Selected extract:
════════════════

Purpose of the Study:

  • To develop an advanced information model for integrating diverse cancer data types.
  • To create a system that supports the generation of comprehensive "deep phenotypes" for individual cancer patients.
  • To facilitate the analysis and integration of clinical and genomic information in oncology.

Main Methods:

  • Iterative development of a cancer phenotype information model informed by literature reviews and expert interviews.
  • Translation of Fast Healthcare Interoperability Resources (FHIR) models into OWL 2 Description Logic (DL) with extensions.
  • Validation of the model with domain experts and evaluation against competency questions using NCI Thesaurus terms.

Main Results:

  • Introduction of the DeepPhe Information model, representing cancer phenotype data at multiple abstraction levels.

════════════════

Problem to solve: Extend the summary of the cancer deep phenotype information model study from its last sentence onward.

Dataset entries
════════════════

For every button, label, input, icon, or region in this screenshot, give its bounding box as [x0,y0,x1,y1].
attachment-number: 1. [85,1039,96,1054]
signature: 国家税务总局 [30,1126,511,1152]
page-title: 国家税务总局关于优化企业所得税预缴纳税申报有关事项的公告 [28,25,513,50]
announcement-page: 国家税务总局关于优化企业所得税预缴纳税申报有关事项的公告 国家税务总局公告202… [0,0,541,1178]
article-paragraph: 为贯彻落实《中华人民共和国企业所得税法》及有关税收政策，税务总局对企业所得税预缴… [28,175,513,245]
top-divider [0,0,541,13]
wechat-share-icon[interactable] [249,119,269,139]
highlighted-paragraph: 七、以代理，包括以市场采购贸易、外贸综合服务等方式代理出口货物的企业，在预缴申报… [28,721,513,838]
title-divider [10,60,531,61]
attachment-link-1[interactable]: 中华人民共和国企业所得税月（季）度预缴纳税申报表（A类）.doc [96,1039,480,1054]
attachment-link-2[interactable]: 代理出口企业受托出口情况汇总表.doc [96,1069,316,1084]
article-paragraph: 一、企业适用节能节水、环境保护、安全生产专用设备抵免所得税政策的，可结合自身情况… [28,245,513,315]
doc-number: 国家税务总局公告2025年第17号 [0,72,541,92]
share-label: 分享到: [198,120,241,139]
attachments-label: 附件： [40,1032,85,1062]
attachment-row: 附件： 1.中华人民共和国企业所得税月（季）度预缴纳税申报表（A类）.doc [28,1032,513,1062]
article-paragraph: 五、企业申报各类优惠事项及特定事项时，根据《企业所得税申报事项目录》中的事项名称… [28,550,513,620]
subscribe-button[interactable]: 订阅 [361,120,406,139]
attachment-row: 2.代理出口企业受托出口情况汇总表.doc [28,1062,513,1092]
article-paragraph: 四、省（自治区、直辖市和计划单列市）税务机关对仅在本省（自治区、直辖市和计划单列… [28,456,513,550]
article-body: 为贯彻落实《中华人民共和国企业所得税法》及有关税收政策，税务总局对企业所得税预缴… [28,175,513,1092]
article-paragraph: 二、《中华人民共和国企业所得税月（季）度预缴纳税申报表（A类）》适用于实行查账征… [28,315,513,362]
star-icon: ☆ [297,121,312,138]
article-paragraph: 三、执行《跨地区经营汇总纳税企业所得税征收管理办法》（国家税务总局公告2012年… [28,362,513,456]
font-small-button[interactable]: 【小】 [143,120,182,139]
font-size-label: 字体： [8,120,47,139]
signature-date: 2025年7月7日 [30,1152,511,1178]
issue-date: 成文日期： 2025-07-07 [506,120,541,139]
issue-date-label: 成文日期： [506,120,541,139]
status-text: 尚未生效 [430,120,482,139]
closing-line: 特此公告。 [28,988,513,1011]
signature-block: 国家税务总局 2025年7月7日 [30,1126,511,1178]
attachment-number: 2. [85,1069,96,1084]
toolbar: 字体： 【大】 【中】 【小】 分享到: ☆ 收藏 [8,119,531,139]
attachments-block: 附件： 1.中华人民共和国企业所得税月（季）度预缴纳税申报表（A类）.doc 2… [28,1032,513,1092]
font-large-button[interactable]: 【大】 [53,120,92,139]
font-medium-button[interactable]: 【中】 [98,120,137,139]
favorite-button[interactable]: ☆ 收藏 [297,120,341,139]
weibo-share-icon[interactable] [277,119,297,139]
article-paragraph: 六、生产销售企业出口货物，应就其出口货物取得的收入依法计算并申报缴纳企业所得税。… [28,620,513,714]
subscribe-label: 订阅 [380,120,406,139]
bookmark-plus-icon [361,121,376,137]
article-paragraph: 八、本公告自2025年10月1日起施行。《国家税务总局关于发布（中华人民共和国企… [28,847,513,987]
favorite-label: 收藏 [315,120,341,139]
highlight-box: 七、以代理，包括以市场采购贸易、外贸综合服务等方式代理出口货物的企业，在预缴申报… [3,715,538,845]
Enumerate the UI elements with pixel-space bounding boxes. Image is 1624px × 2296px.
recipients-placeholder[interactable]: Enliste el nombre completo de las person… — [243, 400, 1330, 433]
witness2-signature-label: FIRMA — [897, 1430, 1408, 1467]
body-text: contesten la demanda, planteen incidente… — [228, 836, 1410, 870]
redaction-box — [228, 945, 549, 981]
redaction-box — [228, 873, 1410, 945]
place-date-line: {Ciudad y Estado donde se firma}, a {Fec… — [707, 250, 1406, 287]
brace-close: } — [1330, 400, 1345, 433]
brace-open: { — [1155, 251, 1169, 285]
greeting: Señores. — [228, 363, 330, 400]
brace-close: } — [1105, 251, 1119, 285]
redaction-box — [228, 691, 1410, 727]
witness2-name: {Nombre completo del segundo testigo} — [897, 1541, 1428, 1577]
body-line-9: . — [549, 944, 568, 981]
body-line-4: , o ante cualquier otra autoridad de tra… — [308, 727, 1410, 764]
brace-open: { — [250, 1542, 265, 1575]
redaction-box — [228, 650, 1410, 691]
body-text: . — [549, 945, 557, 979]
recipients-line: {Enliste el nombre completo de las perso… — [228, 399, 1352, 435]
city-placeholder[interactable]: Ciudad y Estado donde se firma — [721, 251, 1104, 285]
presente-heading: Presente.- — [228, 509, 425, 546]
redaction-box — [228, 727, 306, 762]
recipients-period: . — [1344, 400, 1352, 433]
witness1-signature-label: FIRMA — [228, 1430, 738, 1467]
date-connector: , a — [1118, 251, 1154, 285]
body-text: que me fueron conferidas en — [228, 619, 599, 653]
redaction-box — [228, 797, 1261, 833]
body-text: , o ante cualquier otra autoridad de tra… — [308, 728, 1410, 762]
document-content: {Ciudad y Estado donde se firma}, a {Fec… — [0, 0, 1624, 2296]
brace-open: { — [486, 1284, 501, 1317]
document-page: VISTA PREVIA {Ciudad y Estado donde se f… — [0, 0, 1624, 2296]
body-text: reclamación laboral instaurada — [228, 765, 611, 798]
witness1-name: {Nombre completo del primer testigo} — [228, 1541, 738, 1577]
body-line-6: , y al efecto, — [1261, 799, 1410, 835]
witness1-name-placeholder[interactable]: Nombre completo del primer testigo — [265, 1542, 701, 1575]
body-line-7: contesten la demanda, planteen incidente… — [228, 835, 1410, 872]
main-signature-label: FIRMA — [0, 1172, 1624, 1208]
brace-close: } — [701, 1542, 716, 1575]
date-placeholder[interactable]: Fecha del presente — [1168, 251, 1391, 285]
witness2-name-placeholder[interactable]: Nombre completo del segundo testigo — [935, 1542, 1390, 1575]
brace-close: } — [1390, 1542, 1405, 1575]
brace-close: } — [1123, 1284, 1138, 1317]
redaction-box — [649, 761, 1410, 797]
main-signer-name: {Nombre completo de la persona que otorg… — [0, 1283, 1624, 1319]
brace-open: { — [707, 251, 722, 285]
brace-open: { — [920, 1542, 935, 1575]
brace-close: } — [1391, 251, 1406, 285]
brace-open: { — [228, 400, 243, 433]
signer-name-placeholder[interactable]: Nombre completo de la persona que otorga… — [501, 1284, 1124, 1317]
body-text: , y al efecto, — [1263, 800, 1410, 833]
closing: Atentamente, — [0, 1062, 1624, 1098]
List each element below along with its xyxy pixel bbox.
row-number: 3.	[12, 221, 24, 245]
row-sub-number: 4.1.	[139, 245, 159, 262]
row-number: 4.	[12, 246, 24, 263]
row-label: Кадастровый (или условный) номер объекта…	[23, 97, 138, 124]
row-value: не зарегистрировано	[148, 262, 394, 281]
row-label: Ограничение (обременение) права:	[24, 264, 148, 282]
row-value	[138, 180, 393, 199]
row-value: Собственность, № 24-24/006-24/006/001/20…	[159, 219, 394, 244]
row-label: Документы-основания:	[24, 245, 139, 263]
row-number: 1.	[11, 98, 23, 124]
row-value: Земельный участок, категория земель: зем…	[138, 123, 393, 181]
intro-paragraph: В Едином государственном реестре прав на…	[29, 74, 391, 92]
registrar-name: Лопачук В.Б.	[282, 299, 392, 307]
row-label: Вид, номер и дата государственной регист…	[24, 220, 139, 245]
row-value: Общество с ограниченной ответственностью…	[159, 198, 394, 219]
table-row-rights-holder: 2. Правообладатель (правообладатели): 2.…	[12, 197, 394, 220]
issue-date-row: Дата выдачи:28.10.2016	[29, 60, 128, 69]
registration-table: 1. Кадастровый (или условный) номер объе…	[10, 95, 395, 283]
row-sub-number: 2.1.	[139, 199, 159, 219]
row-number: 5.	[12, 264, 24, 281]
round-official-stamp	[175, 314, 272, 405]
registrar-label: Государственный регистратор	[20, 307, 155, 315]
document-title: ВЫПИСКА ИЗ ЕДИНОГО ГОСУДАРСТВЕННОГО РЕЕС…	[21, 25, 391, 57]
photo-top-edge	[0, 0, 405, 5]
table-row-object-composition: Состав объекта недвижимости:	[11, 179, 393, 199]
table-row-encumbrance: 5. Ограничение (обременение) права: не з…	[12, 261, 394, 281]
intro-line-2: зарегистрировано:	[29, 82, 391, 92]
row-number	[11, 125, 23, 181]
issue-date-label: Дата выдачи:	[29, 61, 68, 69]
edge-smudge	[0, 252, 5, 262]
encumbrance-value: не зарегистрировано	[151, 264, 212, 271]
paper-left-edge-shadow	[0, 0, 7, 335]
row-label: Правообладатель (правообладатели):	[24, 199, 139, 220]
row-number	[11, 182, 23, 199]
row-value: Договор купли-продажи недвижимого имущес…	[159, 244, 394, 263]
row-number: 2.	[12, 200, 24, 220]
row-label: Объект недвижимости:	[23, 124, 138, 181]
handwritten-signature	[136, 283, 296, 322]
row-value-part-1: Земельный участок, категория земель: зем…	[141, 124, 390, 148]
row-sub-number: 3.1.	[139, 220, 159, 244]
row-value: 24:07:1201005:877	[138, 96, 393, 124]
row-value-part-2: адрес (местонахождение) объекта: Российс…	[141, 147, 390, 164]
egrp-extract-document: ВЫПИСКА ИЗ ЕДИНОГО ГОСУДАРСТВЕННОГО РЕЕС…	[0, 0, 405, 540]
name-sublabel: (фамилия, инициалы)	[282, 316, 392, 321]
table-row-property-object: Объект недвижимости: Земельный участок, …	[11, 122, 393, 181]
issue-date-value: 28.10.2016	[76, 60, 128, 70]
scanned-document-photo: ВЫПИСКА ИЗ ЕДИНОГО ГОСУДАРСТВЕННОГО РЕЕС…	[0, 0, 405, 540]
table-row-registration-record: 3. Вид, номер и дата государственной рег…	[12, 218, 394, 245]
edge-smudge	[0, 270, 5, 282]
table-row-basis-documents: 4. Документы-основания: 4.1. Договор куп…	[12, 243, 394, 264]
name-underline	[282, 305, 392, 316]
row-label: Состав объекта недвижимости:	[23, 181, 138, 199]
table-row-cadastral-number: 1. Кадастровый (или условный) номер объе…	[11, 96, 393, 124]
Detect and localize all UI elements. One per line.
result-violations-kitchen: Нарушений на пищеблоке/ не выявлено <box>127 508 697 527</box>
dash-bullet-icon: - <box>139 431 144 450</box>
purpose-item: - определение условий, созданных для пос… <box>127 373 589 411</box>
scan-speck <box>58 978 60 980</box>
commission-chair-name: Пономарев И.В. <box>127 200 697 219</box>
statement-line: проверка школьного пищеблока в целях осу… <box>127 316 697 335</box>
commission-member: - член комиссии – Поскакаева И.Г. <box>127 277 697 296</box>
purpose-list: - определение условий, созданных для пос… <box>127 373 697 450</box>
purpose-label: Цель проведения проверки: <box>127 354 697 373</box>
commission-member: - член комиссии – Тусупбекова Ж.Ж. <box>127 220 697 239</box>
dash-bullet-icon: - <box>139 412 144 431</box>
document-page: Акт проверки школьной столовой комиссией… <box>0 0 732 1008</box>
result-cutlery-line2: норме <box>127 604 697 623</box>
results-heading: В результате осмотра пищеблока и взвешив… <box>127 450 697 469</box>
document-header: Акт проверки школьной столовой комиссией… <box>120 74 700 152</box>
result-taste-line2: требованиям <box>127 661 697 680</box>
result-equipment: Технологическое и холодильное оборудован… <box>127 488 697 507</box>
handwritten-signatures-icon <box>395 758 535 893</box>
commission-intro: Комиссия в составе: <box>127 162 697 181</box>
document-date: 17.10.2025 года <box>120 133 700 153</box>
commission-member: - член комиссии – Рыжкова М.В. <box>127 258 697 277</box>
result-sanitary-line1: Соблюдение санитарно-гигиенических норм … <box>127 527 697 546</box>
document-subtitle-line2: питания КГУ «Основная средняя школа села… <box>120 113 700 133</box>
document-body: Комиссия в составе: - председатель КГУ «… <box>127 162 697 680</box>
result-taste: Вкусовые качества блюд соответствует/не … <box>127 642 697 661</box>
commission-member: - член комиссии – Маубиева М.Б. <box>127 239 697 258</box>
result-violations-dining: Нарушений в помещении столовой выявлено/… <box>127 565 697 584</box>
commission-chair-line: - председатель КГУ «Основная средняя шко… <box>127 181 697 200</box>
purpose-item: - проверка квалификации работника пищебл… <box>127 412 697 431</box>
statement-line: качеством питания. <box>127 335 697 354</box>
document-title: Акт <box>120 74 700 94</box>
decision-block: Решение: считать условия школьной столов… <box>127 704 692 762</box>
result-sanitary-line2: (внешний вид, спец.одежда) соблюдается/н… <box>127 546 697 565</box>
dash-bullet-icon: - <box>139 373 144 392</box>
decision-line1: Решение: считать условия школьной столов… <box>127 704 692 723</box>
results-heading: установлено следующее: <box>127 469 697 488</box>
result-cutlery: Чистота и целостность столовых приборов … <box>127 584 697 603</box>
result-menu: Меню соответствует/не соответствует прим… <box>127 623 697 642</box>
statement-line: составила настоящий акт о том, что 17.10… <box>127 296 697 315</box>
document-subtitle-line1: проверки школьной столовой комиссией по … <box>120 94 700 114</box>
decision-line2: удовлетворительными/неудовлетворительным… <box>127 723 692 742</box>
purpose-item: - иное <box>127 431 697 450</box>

════════════════

Answer to the problem:
  • Demonstration of the model's capability to represent phenotypic features, treatment regimens, and biologic behaviors across a patient's disease course, using breast cancer as an example.
  • The model effectively links individual data points to high-level summaries for enhanced integration and analysis.

Conclusions:

  • A novel multi-scale information model is presented for comprehensive cancer data representation.
  • The model facilitates the integration and analysis of clinical and genomic data by linking detailed observations to high-level summaries.
  • This approach supports the development of tools for generating deep cancer phenotypes, advancing precision medicine and research.